» **WHAT YOU WILL DO**
Print out every record exactly as it appears.

[Saved data entries]
* * * * *
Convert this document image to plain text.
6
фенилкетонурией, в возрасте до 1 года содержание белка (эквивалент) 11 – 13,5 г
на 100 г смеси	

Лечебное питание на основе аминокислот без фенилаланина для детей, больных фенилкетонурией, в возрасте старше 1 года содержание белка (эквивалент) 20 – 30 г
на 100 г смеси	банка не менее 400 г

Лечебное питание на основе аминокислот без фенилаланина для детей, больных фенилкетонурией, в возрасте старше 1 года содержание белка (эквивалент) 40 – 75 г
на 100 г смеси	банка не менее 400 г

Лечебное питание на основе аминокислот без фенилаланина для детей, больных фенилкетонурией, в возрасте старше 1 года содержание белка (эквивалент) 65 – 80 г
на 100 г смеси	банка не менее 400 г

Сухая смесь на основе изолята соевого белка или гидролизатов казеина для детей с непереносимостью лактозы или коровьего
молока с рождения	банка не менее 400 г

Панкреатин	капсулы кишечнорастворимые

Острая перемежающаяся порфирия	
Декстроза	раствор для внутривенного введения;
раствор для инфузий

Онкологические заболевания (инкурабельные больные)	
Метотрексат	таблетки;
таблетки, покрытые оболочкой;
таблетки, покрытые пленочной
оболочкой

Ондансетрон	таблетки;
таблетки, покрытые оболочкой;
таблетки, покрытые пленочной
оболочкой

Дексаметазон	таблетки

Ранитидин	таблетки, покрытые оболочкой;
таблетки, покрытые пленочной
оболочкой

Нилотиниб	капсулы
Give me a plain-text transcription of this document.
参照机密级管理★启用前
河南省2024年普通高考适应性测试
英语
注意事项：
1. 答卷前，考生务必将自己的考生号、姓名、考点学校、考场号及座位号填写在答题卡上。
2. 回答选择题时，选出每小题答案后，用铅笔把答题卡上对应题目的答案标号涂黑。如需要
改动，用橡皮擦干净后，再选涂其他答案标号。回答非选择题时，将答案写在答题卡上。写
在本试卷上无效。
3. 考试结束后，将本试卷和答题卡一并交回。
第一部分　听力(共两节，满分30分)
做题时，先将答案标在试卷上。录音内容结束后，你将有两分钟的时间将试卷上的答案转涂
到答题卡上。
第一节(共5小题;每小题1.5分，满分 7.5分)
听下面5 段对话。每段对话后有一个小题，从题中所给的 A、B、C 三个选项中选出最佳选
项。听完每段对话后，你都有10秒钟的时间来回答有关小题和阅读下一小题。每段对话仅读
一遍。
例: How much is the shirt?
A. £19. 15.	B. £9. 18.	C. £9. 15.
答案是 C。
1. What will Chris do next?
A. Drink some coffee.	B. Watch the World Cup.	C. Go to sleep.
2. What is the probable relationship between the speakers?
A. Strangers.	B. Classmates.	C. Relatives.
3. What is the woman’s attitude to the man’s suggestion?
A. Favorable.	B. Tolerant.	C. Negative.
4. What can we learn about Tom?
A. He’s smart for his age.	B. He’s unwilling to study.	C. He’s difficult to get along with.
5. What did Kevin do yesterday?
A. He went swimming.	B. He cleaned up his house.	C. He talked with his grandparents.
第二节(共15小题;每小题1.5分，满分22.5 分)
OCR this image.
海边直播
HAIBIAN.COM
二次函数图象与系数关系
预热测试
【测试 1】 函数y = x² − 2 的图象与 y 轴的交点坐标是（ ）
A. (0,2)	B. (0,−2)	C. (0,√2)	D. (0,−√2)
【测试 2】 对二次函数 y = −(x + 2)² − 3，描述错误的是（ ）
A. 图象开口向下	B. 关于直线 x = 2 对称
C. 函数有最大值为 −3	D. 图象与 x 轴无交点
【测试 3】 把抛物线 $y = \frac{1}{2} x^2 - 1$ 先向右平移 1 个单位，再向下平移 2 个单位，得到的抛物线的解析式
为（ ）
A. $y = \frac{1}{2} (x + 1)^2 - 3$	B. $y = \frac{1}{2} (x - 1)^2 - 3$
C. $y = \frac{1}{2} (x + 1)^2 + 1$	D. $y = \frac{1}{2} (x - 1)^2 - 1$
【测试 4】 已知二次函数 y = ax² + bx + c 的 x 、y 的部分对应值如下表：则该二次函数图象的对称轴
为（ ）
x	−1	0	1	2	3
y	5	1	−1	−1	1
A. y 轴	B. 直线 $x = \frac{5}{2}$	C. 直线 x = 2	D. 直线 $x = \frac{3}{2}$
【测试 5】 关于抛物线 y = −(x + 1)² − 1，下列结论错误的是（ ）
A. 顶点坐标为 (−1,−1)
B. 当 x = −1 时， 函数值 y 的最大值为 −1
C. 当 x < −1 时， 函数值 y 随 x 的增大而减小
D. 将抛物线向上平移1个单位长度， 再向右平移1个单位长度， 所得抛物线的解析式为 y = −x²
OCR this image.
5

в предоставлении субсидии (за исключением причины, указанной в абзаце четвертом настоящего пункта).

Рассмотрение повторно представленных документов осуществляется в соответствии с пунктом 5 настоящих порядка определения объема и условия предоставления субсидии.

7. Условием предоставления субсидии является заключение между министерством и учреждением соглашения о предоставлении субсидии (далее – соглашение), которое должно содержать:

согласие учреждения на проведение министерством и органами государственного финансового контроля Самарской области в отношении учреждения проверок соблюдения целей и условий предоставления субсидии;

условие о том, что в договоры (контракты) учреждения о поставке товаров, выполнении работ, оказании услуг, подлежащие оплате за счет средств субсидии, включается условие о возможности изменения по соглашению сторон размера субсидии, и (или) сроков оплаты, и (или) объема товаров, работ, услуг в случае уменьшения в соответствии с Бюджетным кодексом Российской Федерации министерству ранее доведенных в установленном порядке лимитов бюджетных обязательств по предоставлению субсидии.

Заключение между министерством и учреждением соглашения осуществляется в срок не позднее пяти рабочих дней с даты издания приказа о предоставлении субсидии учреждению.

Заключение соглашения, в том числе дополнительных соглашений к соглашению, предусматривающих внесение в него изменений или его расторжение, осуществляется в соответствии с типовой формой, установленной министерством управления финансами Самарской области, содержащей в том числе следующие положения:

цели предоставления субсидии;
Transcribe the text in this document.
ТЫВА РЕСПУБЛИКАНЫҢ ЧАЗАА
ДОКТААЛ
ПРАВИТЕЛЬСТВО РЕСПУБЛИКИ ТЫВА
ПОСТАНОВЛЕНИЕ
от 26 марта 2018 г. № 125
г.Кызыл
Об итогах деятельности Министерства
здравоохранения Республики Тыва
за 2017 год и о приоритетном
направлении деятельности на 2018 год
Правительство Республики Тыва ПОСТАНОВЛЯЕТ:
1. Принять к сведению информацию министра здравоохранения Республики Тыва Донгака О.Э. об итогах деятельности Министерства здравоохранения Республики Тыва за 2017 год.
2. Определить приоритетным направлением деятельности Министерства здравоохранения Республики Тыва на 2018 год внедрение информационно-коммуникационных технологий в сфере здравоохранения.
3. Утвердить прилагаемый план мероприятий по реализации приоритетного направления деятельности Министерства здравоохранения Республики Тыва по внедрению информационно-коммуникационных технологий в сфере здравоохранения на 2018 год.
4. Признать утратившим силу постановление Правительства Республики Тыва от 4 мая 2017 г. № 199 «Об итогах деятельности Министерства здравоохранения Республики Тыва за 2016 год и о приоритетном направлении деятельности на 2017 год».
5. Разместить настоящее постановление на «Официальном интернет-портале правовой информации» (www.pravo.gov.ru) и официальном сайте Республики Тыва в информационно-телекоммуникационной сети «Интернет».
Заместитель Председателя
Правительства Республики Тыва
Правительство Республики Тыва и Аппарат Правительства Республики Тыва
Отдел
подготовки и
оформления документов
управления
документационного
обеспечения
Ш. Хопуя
* * * * *
» **FULL OUTPUT**
Convert this document image to plain text.
6
фенилкетонурией, в возрасте до 1 года содержание белка (эквивалент) 11 – 13,5 г
на 100 г смеси	

Лечебное питание на основе аминокислот без фенилаланина для детей, больных фенилкетонурией, в возрасте старше 1 года содержание белка (эквивалент) 20 – 30 г
на 100 г смеси	банка не менее 400 г

Лечебное питание на основе аминокислот без фенилаланина для детей, больных фенилкетонурией, в возрасте старше 1 года содержание белка (эквивалент) 40 – 75 г
на 100 г смеси	банка не менее 400 г

Лечебное питание на основе аминокислот без фенилаланина для детей, больных фенилкетонурией, в возрасте старше 1 года содержание белка (эквивалент) 65 – 80 г
на 100 г смеси	банка не менее 400 г

Сухая смесь на основе изолята соевого белка или гидролизатов казеина для детей с непереносимостью лактозы или коровьего
молока с рождения	банка не менее 400 г

Панкреатин	капсулы кишечнорастворимые

Острая перемежающаяся порфирия	
Декстроза	раствор для внутривенного введения;
раствор для инфузий

Онкологические заболевания (инкурабельные больные)	
Метотрексат	таблетки;
таблетки, покрытые оболочкой;
таблетки, покрытые пленочной
оболочкой

Ондансетрон	таблетки;
таблетки, покрытые оболочкой;
таблетки, покрытые пленочной
оболочкой

Дексаметазон	таблетки

Ранитидин	таблетки, покрытые оболочкой;
таблетки, покрытые пленочной
оболочкой

Нилотиниб	капсулы
Give me a plain-text transcription of this document.
参照机密级管理★启用前
河南省2024年普通高考适应性测试
英语
注意事项：
1. 答卷前，考生务必将自己的考生号、姓名、考点学校、考场号及座位号填写在答题卡上。
2. 回答选择题时，选出每小题答案后，用铅笔把答题卡上对应题目的答案标号涂黑。如需要
改动，用橡皮擦干净后，再选涂其他答案标号。回答非选择题时，将答案写在答题卡上。写
在本试卷上无效。
3. 考试结束后，将本试卷和答题卡一并交回。
第一部分　听力(共两节，满分30分)
做题时，先将答案标在试卷上。录音内容结束后，你将有两分钟的时间将试卷上的答案转涂
到答题卡上。
第一节(共5小题;每小题1.5分，满分 7.5分)
听下面5 段对话。每段对话后有一个小题，从题中所给的 A、B、C 三个选项中选出最佳选
项。听完每段对话后，你都有10秒钟的时间来回答有关小题和阅读下一小题。每段对话仅读
一遍。
例: How much is the shirt?
A. £19. 15.	B. £9. 18.	C. £9. 15.
答案是 C。
1. What will Chris do next?
A. Drink some coffee.	B. Watch the World Cup.	C. Go to sleep.
2. What is the probable relationship between the speakers?
A. Strangers.	B. Classmates.	C. Relatives.
3. What is the woman’s attitude to the man’s suggestion?
A. Favorable.	B. Tolerant.	C. Negative.
4. What can we learn about Tom?
A. He’s smart for his age.	B. He’s unwilling to study.	C. He’s difficult to get along with.
5. What did Kevin do yesterday?
A. He went swimming.	B. He cleaned up his house.	C. He talked with his grandparents.
第二节(共15小题;每小题1.5分，满分22.5 分)
OCR this image.
海边直播
HAIBIAN.COM
二次函数图象与系数关系
预热测试
【测试 1】 函数y = x² − 2 的图象与 y 轴的交点坐标是（ ）
A. (0,2)	B. (0,−2)	C. (0,√2)	D. (0,−√2)
【测试 2】 对二次函数 y = −(x + 2)² − 3，描述错误的是（ ）
A. 图象开口向下	B. 关于直线 x = 2 对称
C. 函数有最大值为 −3	D. 图象与 x 轴无交点
【测试 3】 把抛物线 $y = \frac{1}{2} x^2 - 1$ 先向右平移 1 个单位，再向下平移 2 个单位，得到的抛物线的解析式
为（ ）
A. $y = \frac{1}{2} (x + 1)^2 - 3$	B. $y = \frac{1}{2} (x - 1)^2 - 3$
C. $y = \frac{1}{2} (x + 1)^2 + 1$	D. $y = \frac{1}{2} (x - 1)^2 - 1$
【测试 4】 已知二次函数 y = ax² + bx + c 的 x 、y 的部分对应值如下表：则该二次函数图象的对称轴
为（ ）
x	−1	0	1	2	3
y	5	1	−1	−1	1
A. y 轴	B. 直线 $x = \frac{5}{2}$	C. 直线 x = 2	D. 直线 $x = \frac{3}{2}$
【测试 5】 关于抛物线 y = −(x + 1)² − 1，下列结论错误的是（ ）
A. 顶点坐标为 (−1,−1)
B. 当 x = −1 时， 函数值 y 的最大值为 −1
C. 当 x < −1 时， 函数值 y 随 x 的增大而减小
D. 将抛物线向上平移1个单位长度， 再向右平移1个单位长度， 所得抛物线的解析式为 y = −x²
OCR this image.
5

в предоставлении субсидии (за исключением причины, указанной в абзаце четвертом настоящего пункта).

Рассмотрение повторно представленных документов осуществляется в соответствии с пунктом 5 настоящих порядка определения объема и условия предоставления субсидии.

7. Условием предоставления субсидии является заключение между министерством и учреждением соглашения о предоставлении субсидии (далее – соглашение), которое должно содержать:

согласие учреждения на проведение министерством и органами государственного финансового контроля Самарской области в отношении учреждения проверок соблюдения целей и условий предоставления субсидии;

условие о том, что в договоры (контракты) учреждения о поставке товаров, выполнении работ, оказании услуг, подлежащие оплате за счет средств субсидии, включается условие о возможности изменения по соглашению сторон размера субсидии, и (или) сроков оплаты, и (или) объема товаров, работ, услуг в случае уменьшения в соответствии с Бюджетным кодексом Российской Федерации министерству ранее доведенных в установленном порядке лимитов бюджетных обязательств по предоставлению субсидии.

Заключение между министерством и учреждением соглашения осуществляется в срок не позднее пяти рабочих дней с даты издания приказа о предоставлении субсидии учреждению.

Заключение соглашения, в том числе дополнительных соглашений к соглашению, предусматривающих внесение в него изменений или его расторжение, осуществляется в соответствии с типовой формой, установленной министерством управления финансами Самарской области, содержащей в том числе следующие положения:

цели предоставления субсидии;
Transcribe the text in this document.
ТЫВА РЕСПУБЛИКАНЫҢ ЧАЗАА
ДОКТААЛ
ПРАВИТЕЛЬСТВО РЕСПУБЛИКИ ТЫВА
ПОСТАНОВЛЕНИЕ
от 26 марта 2018 г. № 125
г.Кызыл
Об итогах деятельности Министерства
здравоохранения Республики Тыва
за 2017 год и о приоритетном
направлении деятельности на 2018 год
Правительство Республики Тыва ПОСТАНОВЛЯЕТ:
1. Принять к сведению информацию министра здравоохранения Республики Тыва Донгака О.Э. об итогах деятельности Министерства здравоохранения Республики Тыва за 2017 год.
2. Определить приоритетным направлением деятельности Министерства здравоохранения Республики Тыва на 2018 год внедрение информационно-коммуникационных технологий в сфере здравоохранения.
3. Утвердить прилагаемый план мероприятий по реализации приоритетного направления деятельности Министерства здравоохранения Республики Тыва по внедрению информационно-коммуникационных технологий в сфере здравоохранения на 2018 год.
4. Признать утратившим силу постановление Правительства Республики Тыва от 4 мая 2017 г. № 199 «Об итогах деятельности Министерства здравоохранения Республики Тыва за 2016 год и о приоритетном направлении деятельности на 2017 год».
5. Разместить настоящее постановление на «Официальном интернет-портале правовой информации» (www.pravo.gov.ru) и официальном сайте Республики Тыва в информационно-телекоммуникационной сети «Интернет».
Заместитель Председателя
Правительства Республики Тыва
Правительство Республики Тыва и Аппарат Правительства Республики Тыва
Отдел
подготовки и
оформления документов
управления
документационного
обеспечения
Ш. Хопуя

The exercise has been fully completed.